Exercise prompt = Pictures stay out of your copy, but everything else in the records below must be repeated exactly.

Dataset rows =

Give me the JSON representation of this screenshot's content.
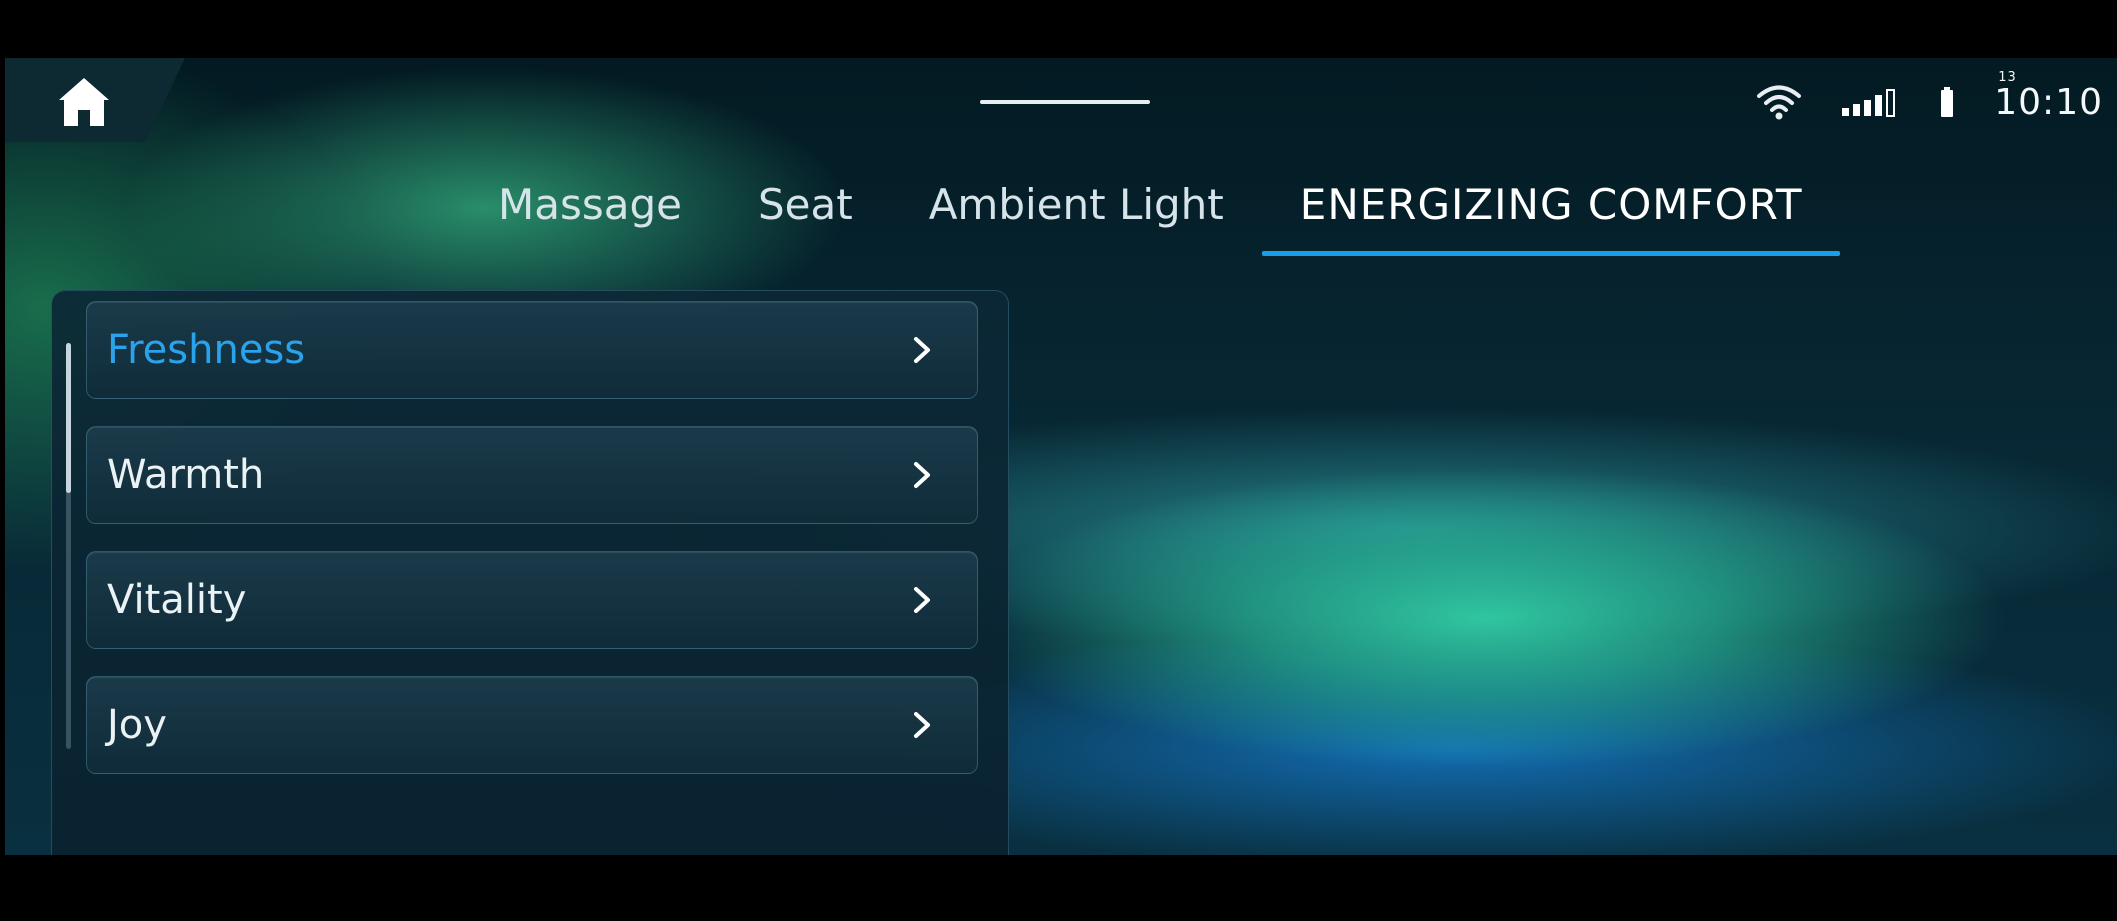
{
  "status": {
    "time": "10:10",
    "time_superscript": "13"
  },
  "tabs": [
    {
      "label": "Massage"
    },
    {
      "label": "Seat"
    },
    {
      "label": "Ambient Light"
    },
    {
      "label": "ENERGIZING COMFORT",
      "active": true
    }
  ],
  "menu": {
    "items": [
      {
        "label": "Freshness",
        "selected": true
      },
      {
        "label": "Warmth"
      },
      {
        "label": "Vitality"
      },
      {
        "label": "Joy"
      }
    ]
  },
  "colors": {
    "accent": "#1a9ee8",
    "selected_text": "#2ba3ec"
  }
}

Solution to the exercise =
Give me the JSON representation of this screenshot's content.
{
  "status": {
    "time": "10:10",
    "time_superscript": "13"
  },
  "tabs": [
    {
      "label": "Massage"
    },
    {
      "label": "Seat"
    },
    {
      "label": "Ambient Light"
    },
    {
      "label": "ENERGIZING COMFORT",
      "active": true
    }
  ],
  "menu": {
    "items": [
      {
        "label": "Freshness",
        "selected": true
      },
      {
        "label": "Warmth"
      },
      {
        "label": "Vitality"
      },
      {
        "label": "Joy"
      }
    ]
  },
  "colors": {
    "accent": "#1a9ee8",
    "selected_text": "#2ba3ec"
  }
}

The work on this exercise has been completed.